#### [TO BE DONE]
Report how many lines of the entries below contain the word "Consensual", and nothing more.

#### [TASK DATA]
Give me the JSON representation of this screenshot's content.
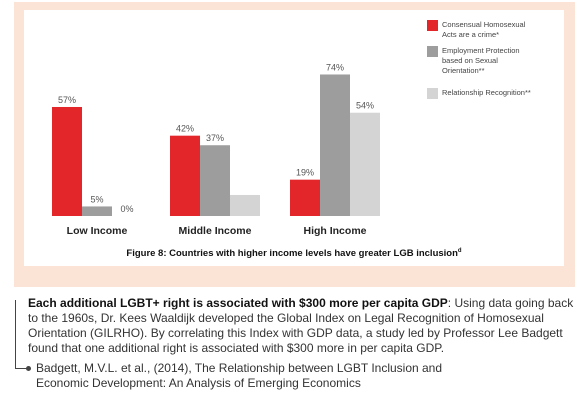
{
  "chart_data": {
    "type": "bar",
    "title": "Figure 8: Countries with higher income levels have greater LGB inclusion",
    "title_superscript": "d",
    "categories": [
      "Low Income",
      "Middle Income",
      "High Income"
    ],
    "series": [
      {
        "name": "Consensual Homosexual Acts are a crime*",
        "values": [
          57,
          42,
          19
        ],
        "labels": [
          "57%",
          "42%",
          "19%"
        ],
        "color": "#e3262a"
      },
      {
        "name": "Employment Protection based on Sexual Orientation**",
        "values": [
          5,
          37,
          74
        ],
        "labels": [
          "5%",
          "37%",
          "74%"
        ],
        "color": "#9d9d9d"
      },
      {
        "name": "Relationship Recognition**",
        "values": [
          0,
          11,
          54
        ],
        "labels": [
          "0%",
          "",
          "54%"
        ],
        "color": "#d4d4d4"
      }
    ],
    "ylim": [
      0,
      80
    ],
    "grid": false,
    "legend_position": "right",
    "legend_lines": [
      [
        "Consensual Homosexual",
        "Acts are a crime*"
      ],
      [
        "Employment Protection",
        "based on Sexual",
        "Orientation**"
      ],
      [
        "Relationship Recognition**"
      ]
    ]
  },
  "body": {
    "lead": "Each additional LGBT+ right is associated with $300 more per capita GDP",
    "text": ": Using data going back to the 1960s, Dr. Kees Waaldijk developed the Global Index on Legal Recognition of Homosexual Orientation (GILRHO). By correlating this Index with GDP data, a study led by Professor Lee Badgett found that one additional right is associated with $300 more in per capita GDP."
  },
  "reference": {
    "text": "Badgett, M.V.L. et al., (2014), The Relationship between LGBT Inclusion and Economic Development: An Analysis of Emerging Economics"
  }
}
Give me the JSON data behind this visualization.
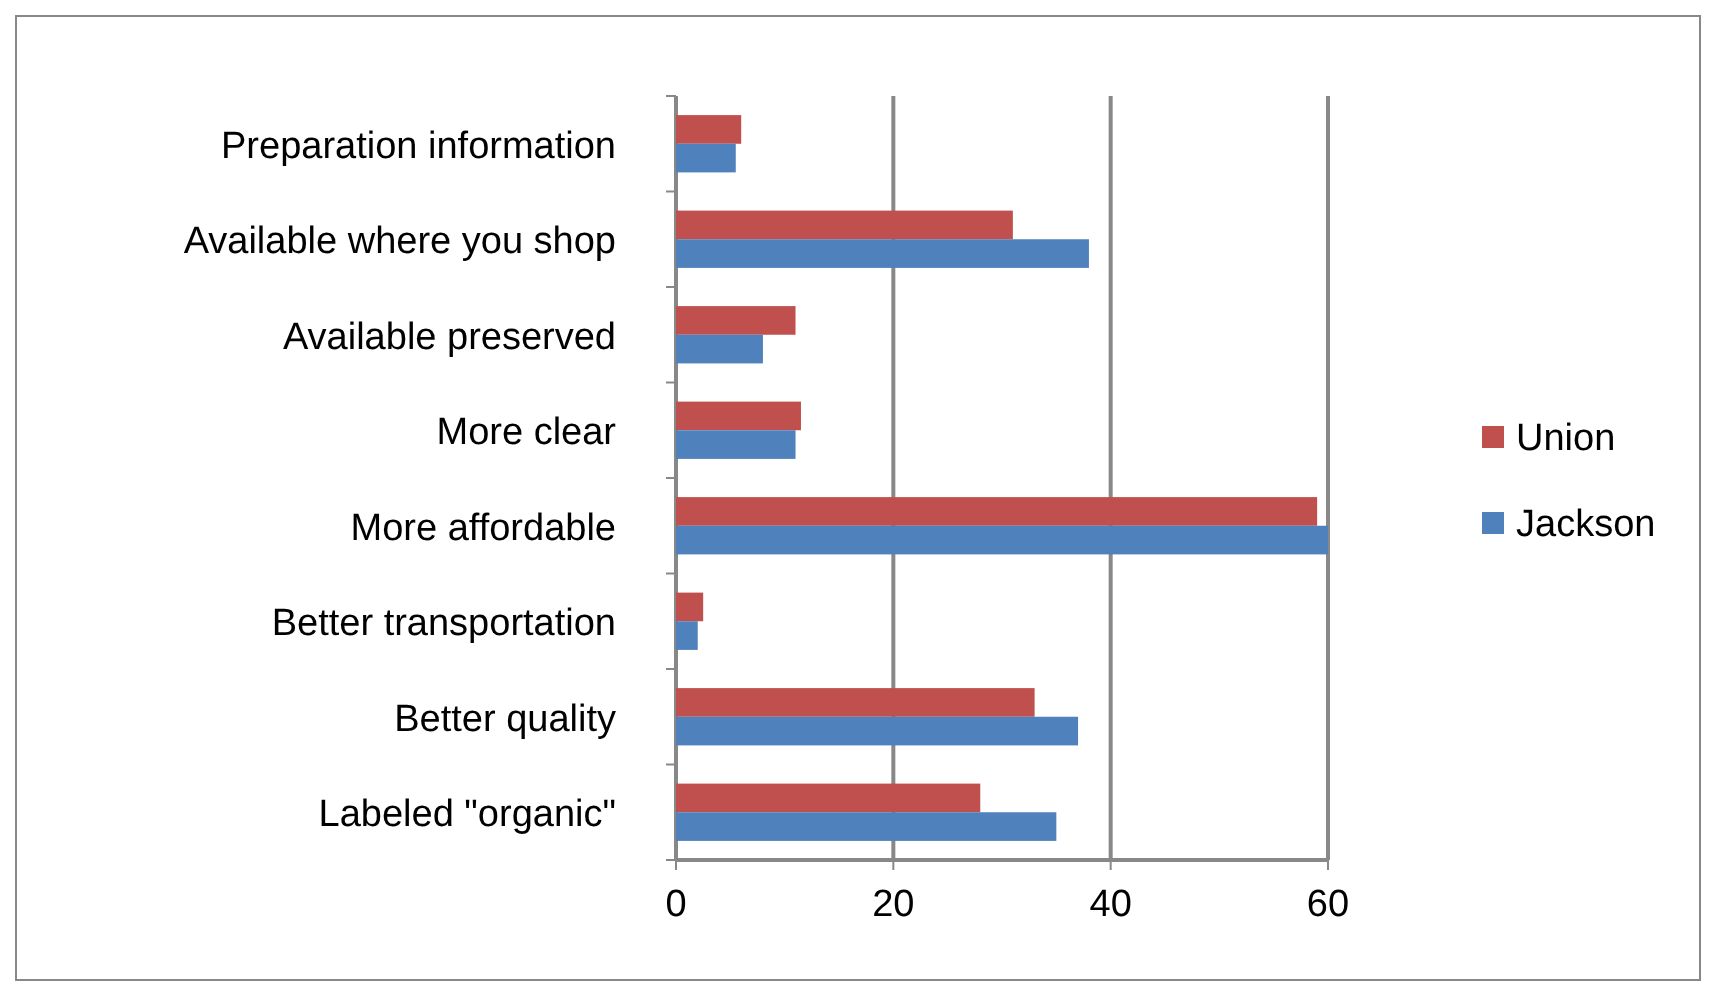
{
  "chart_data": {
    "type": "bar",
    "orientation": "horizontal",
    "categories": [
      "Preparation information",
      "Available where you shop",
      "Available preserved",
      "More clear",
      "More affordable",
      "Better transportation",
      "Better quality",
      "Labeled \"organic\""
    ],
    "series": [
      {
        "name": "Union",
        "color": "#c0504d",
        "values": [
          6,
          31,
          11,
          11.5,
          59,
          2.5,
          33,
          28
        ]
      },
      {
        "name": "Jackson",
        "color": "#4f81bd",
        "values": [
          5.5,
          38,
          8,
          11,
          60,
          2,
          37,
          35
        ]
      }
    ],
    "xlim": [
      0,
      60
    ],
    "xticks": [
      0,
      20,
      40,
      60
    ],
    "grid": "x",
    "legend": "right"
  }
}
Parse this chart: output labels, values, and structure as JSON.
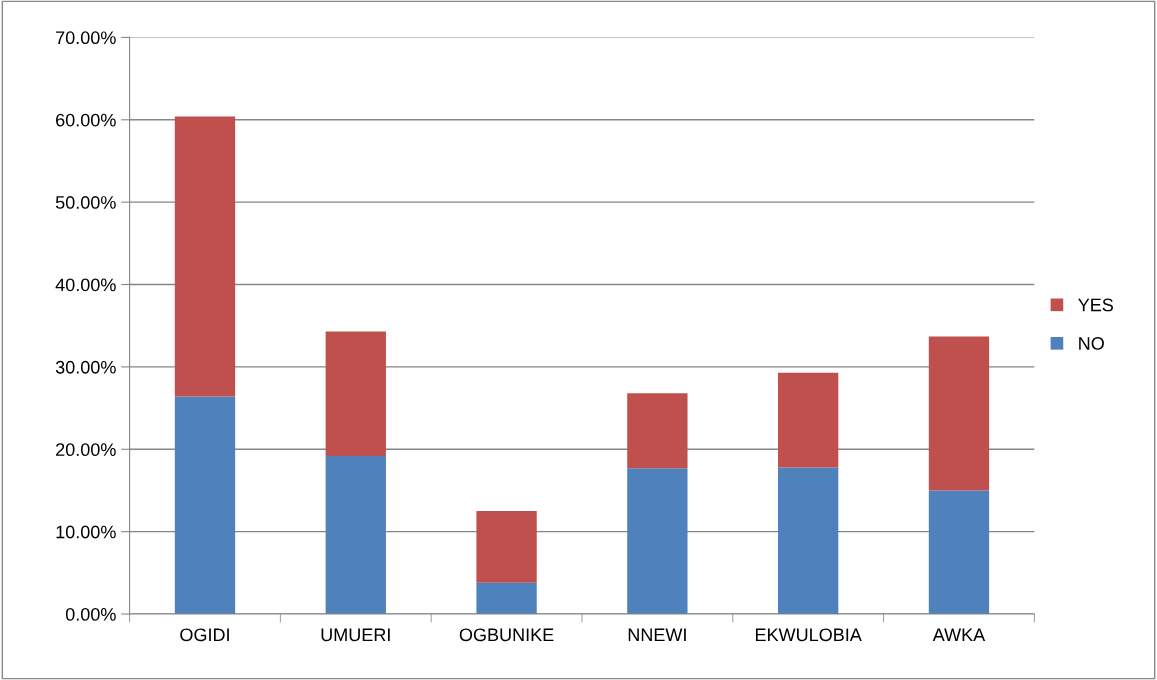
{
  "chart_data": {
    "type": "bar",
    "stacked": true,
    "categories": [
      "OGIDI",
      "UMUERI",
      "OGBUNIKE",
      "NNEWI",
      "EKWULOBIA",
      "AWKA"
    ],
    "series": [
      {
        "name": "NO",
        "color": "#4f81bd",
        "values": [
          26.4,
          19.2,
          3.8,
          17.7,
          17.8,
          15.0
        ]
      },
      {
        "name": "YES",
        "color": "#c0504d",
        "values": [
          34.0,
          15.1,
          8.7,
          9.1,
          11.5,
          18.7
        ]
      }
    ],
    "ylim": [
      0,
      70
    ],
    "yticks": [
      {
        "value": 0,
        "label": "0.00%"
      },
      {
        "value": 10,
        "label": "10.00%"
      },
      {
        "value": 20,
        "label": "20.00%"
      },
      {
        "value": 30,
        "label": "30.00%"
      },
      {
        "value": 40,
        "label": "40.00%"
      },
      {
        "value": 50,
        "label": "50.00%"
      },
      {
        "value": 60,
        "label": "60.00%"
      },
      {
        "value": 70,
        "label": "70.00%"
      }
    ],
    "grid": "y",
    "legend": "right"
  }
}
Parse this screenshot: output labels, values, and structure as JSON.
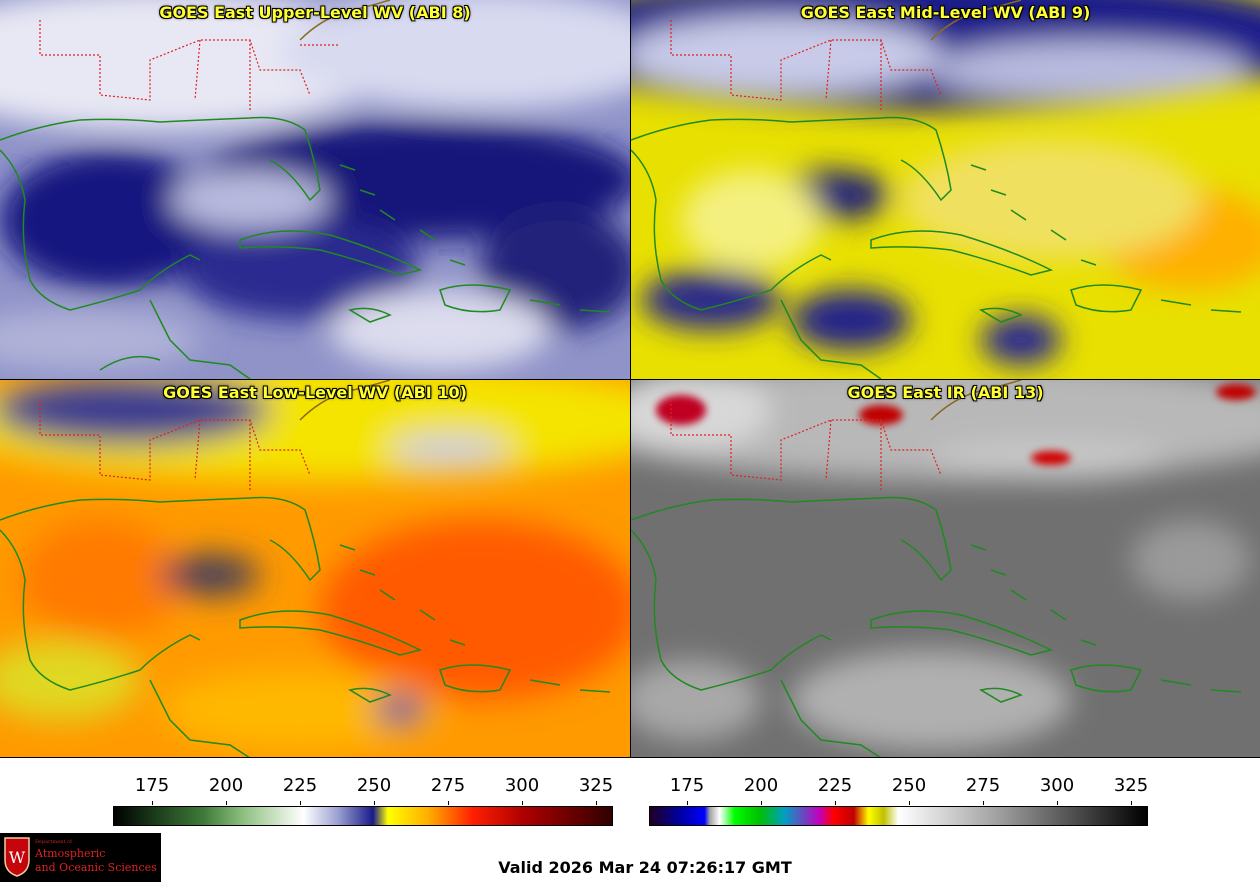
{
  "panels": [
    {
      "title": "GOES East Upper-Level WV (ABI 8)",
      "palette": "wv-upper"
    },
    {
      "title": "GOES East Mid-Level WV (ABI 9)",
      "palette": "wv-mid"
    },
    {
      "title": "GOES East Low-Level WV (ABI 10)",
      "palette": "wv-low"
    },
    {
      "title": "GOES East IR (ABI 13)",
      "palette": "ir"
    }
  ],
  "colorbar_left": {
    "ticks": [
      "175",
      "200",
      "225",
      "250",
      "275",
      "300",
      "325"
    ]
  },
  "colorbar_right": {
    "ticks": [
      "175",
      "200",
      "225",
      "250",
      "275",
      "300",
      "325"
    ]
  },
  "logo": {
    "dept": "Department of",
    "line1": "Atmospheric",
    "line2": "and Oceanic Sciences",
    "initial": "W"
  },
  "valid_time": "Valid 2026 Mar 24 07:26:17 GMT",
  "colors": {
    "title": "#ffff33",
    "coastline": "#1f8a1f",
    "state_borders": "#ff2020"
  }
}
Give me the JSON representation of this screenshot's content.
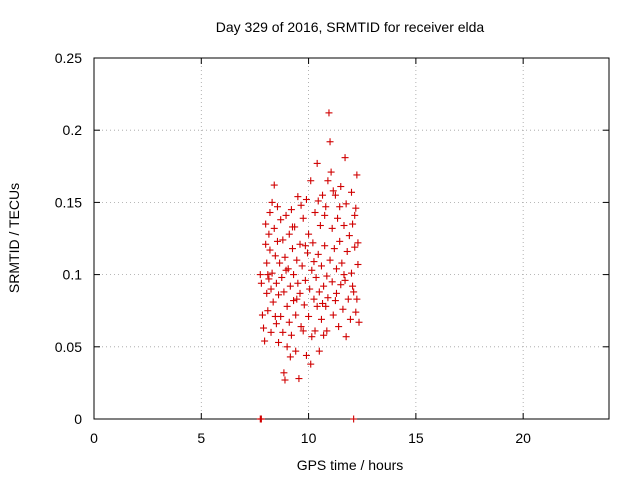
{
  "chart_data": {
    "type": "scatter",
    "title": "Day 329 of 2016, SRMTID for receiver elda",
    "xlabel": "GPS time / hours",
    "ylabel": "SRMTID / TECUs",
    "xlim": [
      0,
      24
    ],
    "ylim": [
      0,
      0.25
    ],
    "xticks": [
      0,
      5,
      10,
      15,
      20
    ],
    "yticks": [
      0,
      0.05,
      0.1,
      0.15,
      0.2,
      0.25
    ],
    "xtick_labels": [
      "0",
      "5",
      "10",
      "15",
      "20"
    ],
    "ytick_labels": [
      "0",
      "0.05",
      "0.1",
      "0.15",
      "0.2",
      "0.25"
    ],
    "grid": true,
    "marker": "+",
    "marker_color": "#d00000",
    "series": [
      {
        "name": "SRMTID",
        "points": [
          [
            7.75,
            0.0
          ],
          [
            7.78,
            0.0
          ],
          [
            7.8,
            0.0
          ],
          [
            12.1,
            0.0
          ],
          [
            7.75,
            0.1
          ],
          [
            7.8,
            0.094
          ],
          [
            7.85,
            0.072
          ],
          [
            7.9,
            0.063
          ],
          [
            7.95,
            0.054
          ],
          [
            8.0,
            0.135
          ],
          [
            8.0,
            0.121
          ],
          [
            8.05,
            0.108
          ],
          [
            8.05,
            0.087
          ],
          [
            8.1,
            0.075
          ],
          [
            8.1,
            0.1
          ],
          [
            8.15,
            0.128
          ],
          [
            8.2,
            0.143
          ],
          [
            8.2,
            0.117
          ],
          [
            8.25,
            0.09
          ],
          [
            8.3,
            0.15
          ],
          [
            8.3,
            0.101
          ],
          [
            8.35,
            0.081
          ],
          [
            8.4,
            0.162
          ],
          [
            8.4,
            0.132
          ],
          [
            8.45,
            0.113
          ],
          [
            8.5,
            0.094
          ],
          [
            8.5,
            0.066
          ],
          [
            8.55,
            0.123
          ],
          [
            8.6,
            0.086
          ],
          [
            8.6,
            0.053
          ],
          [
            8.65,
            0.108
          ],
          [
            8.7,
            0.138
          ],
          [
            8.7,
            0.071
          ],
          [
            8.75,
            0.098
          ],
          [
            8.8,
            0.124
          ],
          [
            8.8,
            0.06
          ],
          [
            8.85,
            0.032
          ],
          [
            8.85,
            0.088
          ],
          [
            8.9,
            0.112
          ],
          [
            8.9,
            0.027
          ],
          [
            8.95,
            0.141
          ],
          [
            9.0,
            0.078
          ],
          [
            9.0,
            0.05
          ],
          [
            9.05,
            0.104
          ],
          [
            9.1,
            0.128
          ],
          [
            9.1,
            0.067
          ],
          [
            9.15,
            0.092
          ],
          [
            9.2,
            0.145
          ],
          [
            9.2,
            0.058
          ],
          [
            9.25,
            0.118
          ],
          [
            9.3,
            0.082
          ],
          [
            9.3,
            0.1
          ],
          [
            9.35,
            0.133
          ],
          [
            9.4,
            0.072
          ],
          [
            9.4,
            0.047
          ],
          [
            9.45,
            0.11
          ],
          [
            9.5,
            0.154
          ],
          [
            9.5,
            0.094
          ],
          [
            9.55,
            0.028
          ],
          [
            9.6,
            0.087
          ],
          [
            9.6,
            0.121
          ],
          [
            9.65,
            0.064
          ],
          [
            9.7,
            0.106
          ],
          [
            9.75,
            0.139
          ],
          [
            9.8,
            0.079
          ],
          [
            9.85,
            0.096
          ],
          [
            9.9,
            0.152
          ],
          [
            9.9,
            0.044
          ],
          [
            9.95,
            0.115
          ],
          [
            10.0,
            0.071
          ],
          [
            10.0,
            0.128
          ],
          [
            10.05,
            0.09
          ],
          [
            10.1,
            0.165
          ],
          [
            10.1,
            0.038
          ],
          [
            10.15,
            0.103
          ],
          [
            10.2,
            0.122
          ],
          [
            10.25,
            0.083
          ],
          [
            10.3,
            0.143
          ],
          [
            10.3,
            0.061
          ],
          [
            10.35,
            0.098
          ],
          [
            10.4,
            0.177
          ],
          [
            10.4,
            0.078
          ],
          [
            10.45,
            0.114
          ],
          [
            10.5,
            0.047
          ],
          [
            10.5,
            0.088
          ],
          [
            10.55,
            0.134
          ],
          [
            10.6,
            0.069
          ],
          [
            10.6,
            0.106
          ],
          [
            10.65,
            0.155
          ],
          [
            10.7,
            0.092
          ],
          [
            10.7,
            0.058
          ],
          [
            10.75,
            0.12
          ],
          [
            10.8,
            0.078
          ],
          [
            10.8,
            0.147
          ],
          [
            10.85,
            0.099
          ],
          [
            10.9,
            0.165
          ],
          [
            10.9,
            0.084
          ],
          [
            10.95,
            0.212
          ],
          [
            11.0,
            0.192
          ],
          [
            11.0,
            0.11
          ],
          [
            11.05,
            0.171
          ],
          [
            11.1,
            0.095
          ],
          [
            11.1,
            0.132
          ],
          [
            11.15,
            0.072
          ],
          [
            11.2,
            0.118
          ],
          [
            11.25,
            0.155
          ],
          [
            11.3,
            0.087
          ],
          [
            11.3,
            0.104
          ],
          [
            11.35,
            0.139
          ],
          [
            11.4,
            0.064
          ],
          [
            11.45,
            0.123
          ],
          [
            11.5,
            0.093
          ],
          [
            11.5,
            0.161
          ],
          [
            11.55,
            0.108
          ],
          [
            11.6,
            0.076
          ],
          [
            11.65,
            0.134
          ],
          [
            11.7,
            0.181
          ],
          [
            11.7,
            0.096
          ],
          [
            11.75,
            0.149
          ],
          [
            11.8,
            0.116
          ],
          [
            11.85,
            0.083
          ],
          [
            11.9,
            0.127
          ],
          [
            11.95,
            0.069
          ],
          [
            12.0,
            0.157
          ],
          [
            12.0,
            0.101
          ],
          [
            12.05,
            0.135
          ],
          [
            12.1,
            0.088
          ],
          [
            12.15,
            0.119
          ],
          [
            12.2,
            0.146
          ],
          [
            12.2,
            0.074
          ],
          [
            12.25,
            0.169
          ],
          [
            12.3,
            0.107
          ],
          [
            12.3,
            0.122
          ],
          [
            12.35,
            0.067
          ],
          [
            8.15,
            0.097
          ],
          [
            8.45,
            0.071
          ],
          [
            8.95,
            0.103
          ],
          [
            9.25,
            0.133
          ],
          [
            9.75,
            0.061
          ],
          [
            10.25,
            0.109
          ],
          [
            10.75,
            0.141
          ],
          [
            11.25,
            0.082
          ],
          [
            11.75,
            0.057
          ],
          [
            12.15,
            0.141
          ],
          [
            8.55,
            0.147
          ],
          [
            9.15,
            0.043
          ],
          [
            9.65,
            0.148
          ],
          [
            10.15,
            0.057
          ],
          [
            10.65,
            0.08
          ],
          [
            11.15,
            0.158
          ],
          [
            11.65,
            0.1
          ],
          [
            12.05,
            0.092
          ],
          [
            8.25,
            0.06
          ],
          [
            9.45,
            0.083
          ],
          [
            10.45,
            0.151
          ],
          [
            11.45,
            0.147
          ],
          [
            12.25,
            0.083
          ],
          [
            10.85,
            0.061
          ],
          [
            9.85,
            0.12
          ]
        ]
      }
    ]
  }
}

#### [TASK SOLUTION]
2